# THE REQUEST:
For each line that holds "open", copy the line out.
━━━━━━━━━━━━━━━━━━━━━━━━━━━━━━
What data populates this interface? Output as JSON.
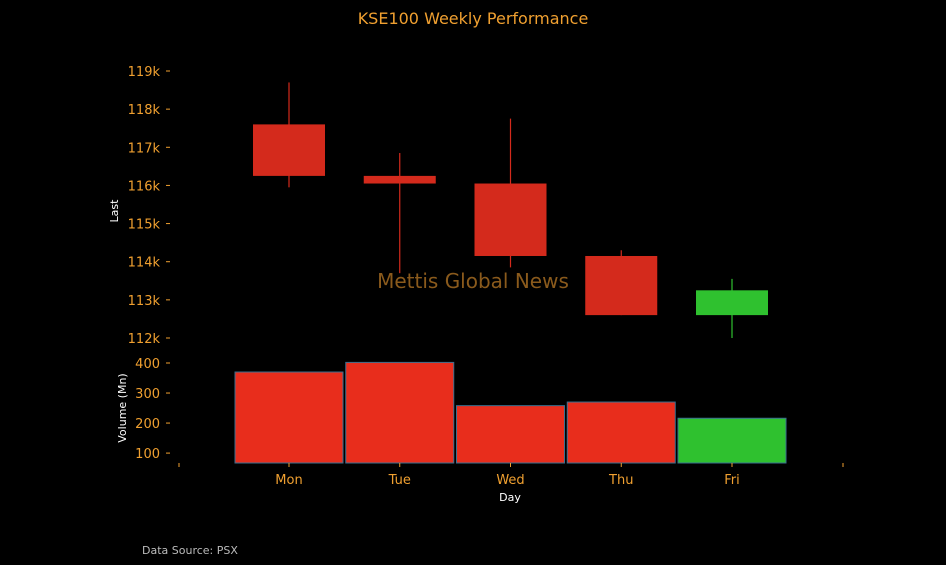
{
  "chart_data": [
    {
      "type": "candlestick",
      "title": "KSE100 Weekly Performance",
      "ylabel": "Last",
      "categories": [
        "Mon",
        "Tue",
        "Wed",
        "Thu",
        "Fri"
      ],
      "ylim": [
        112000,
        119000
      ],
      "yticks": [
        112000,
        113000,
        114000,
        115000,
        116000,
        117000,
        118000,
        119000
      ],
      "ytick_labels": [
        "112k",
        "113k",
        "114k",
        "115k",
        "116k",
        "117k",
        "118k",
        "119k"
      ],
      "candles": [
        {
          "day": "Mon",
          "open": 117600,
          "close": 116250,
          "high": 118700,
          "low": 115950
        },
        {
          "day": "Tue",
          "open": 116250,
          "close": 116050,
          "high": 116850,
          "low": 113700
        },
        {
          "day": "Wed",
          "open": 116050,
          "close": 114150,
          "high": 117750,
          "low": 113850
        },
        {
          "day": "Thu",
          "open": 114150,
          "close": 112600,
          "high": 114300,
          "low": 112600
        },
        {
          "day": "Fri",
          "open": 112600,
          "close": 113250,
          "high": 113550,
          "low": 112000
        }
      ],
      "up_color": "#2fc12f",
      "down_color": "#d42a1c"
    },
    {
      "type": "bar",
      "ylabel": "Volume (Mn)",
      "xlabel": "Day",
      "categories": [
        "Mon",
        "Tue",
        "Wed",
        "Thu",
        "Fri"
      ],
      "values": [
        370,
        402,
        258,
        270,
        216
      ],
      "bar_colors": [
        "#e82d1c",
        "#e82d1c",
        "#e82d1c",
        "#e82d1c",
        "#2fc12f"
      ],
      "ylim": [
        67,
        400
      ],
      "yticks": [
        100,
        200,
        300,
        400
      ],
      "ytick_labels": [
        "100",
        "200",
        "300",
        "400"
      ]
    }
  ],
  "watermark": "Mettis Global News",
  "source": "Data Source: PSX",
  "colors": {
    "background": "#000000",
    "accent": "#f0a030",
    "axis_label": "#ffffff",
    "bar_edge": "#3a6f8f"
  }
}
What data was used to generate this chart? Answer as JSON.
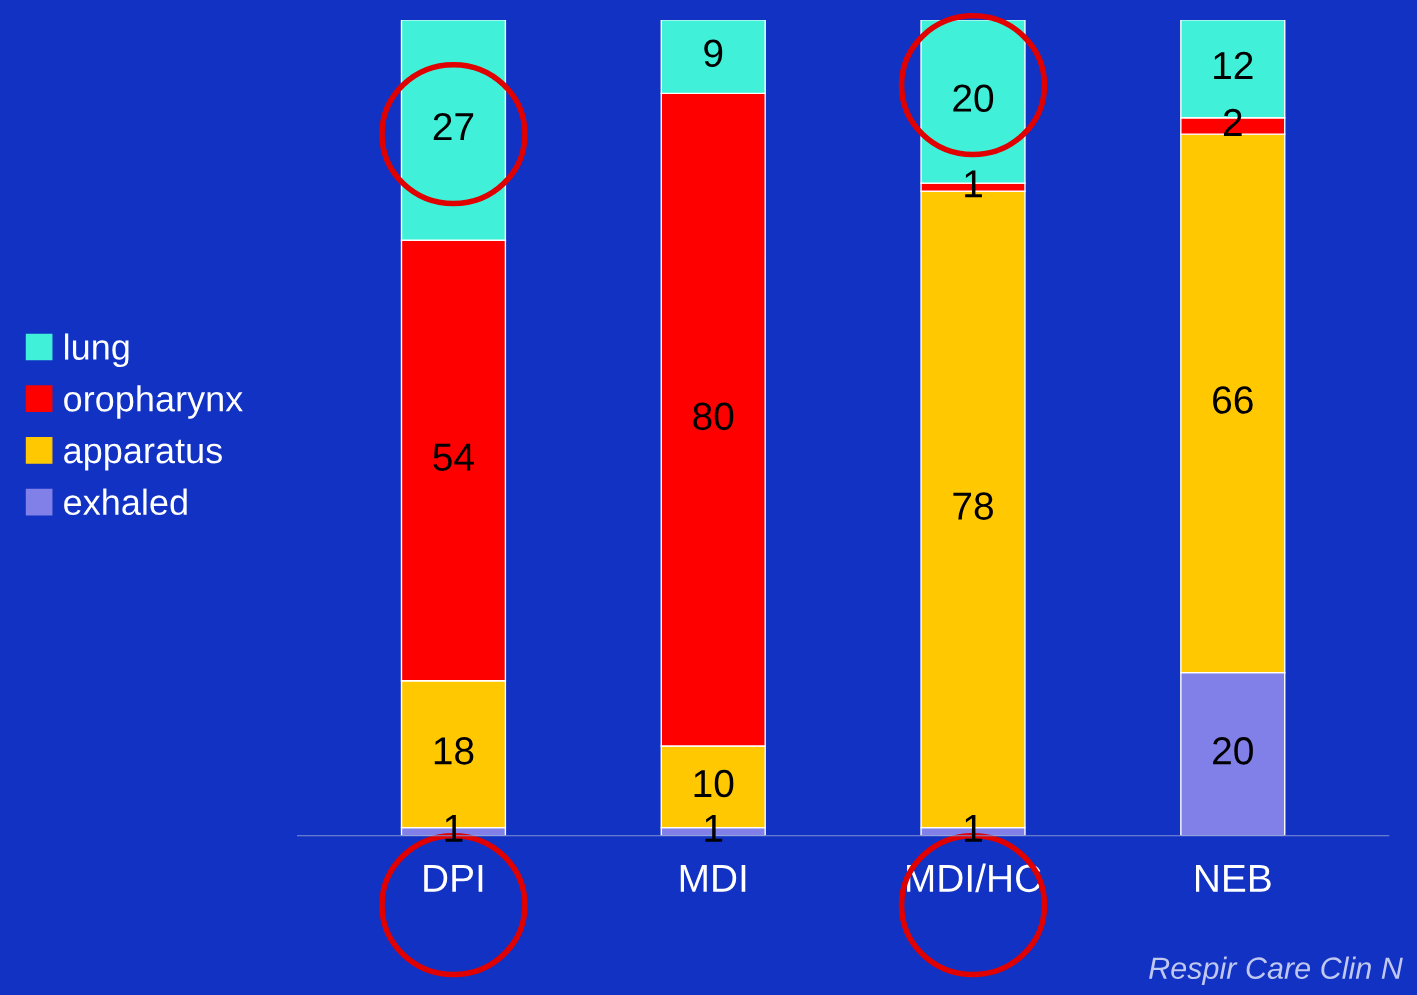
{
  "chart_data": {
    "type": "bar",
    "stacked": true,
    "data_labels": true,
    "legend": "left",
    "categories": [
      "DPI",
      "MDI",
      "MDI/HC",
      "NEB"
    ],
    "series": [
      {
        "name": "exhaled",
        "color": "#8080e8",
        "values": [
          1,
          1,
          1,
          20
        ]
      },
      {
        "name": "apparatus",
        "color": "#ffc800",
        "values": [
          18,
          10,
          78,
          66
        ]
      },
      {
        "name": "oropharynx",
        "color": "#ff0000",
        "values": [
          54,
          80,
          1,
          2
        ]
      },
      {
        "name": "lung",
        "color": "#40f0d8",
        "values": [
          27,
          9,
          20,
          12
        ]
      }
    ],
    "annotations": [
      "Respir Care Clin N"
    ]
  }
}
━━━━━━━━━━━━━━━━━━━━━━━━━━━━━━
# CORRECT RESULT:
          "open": 117600,
          "open": 116250,
          "open": 116050,
          "open": 114150,
          "open": 112600,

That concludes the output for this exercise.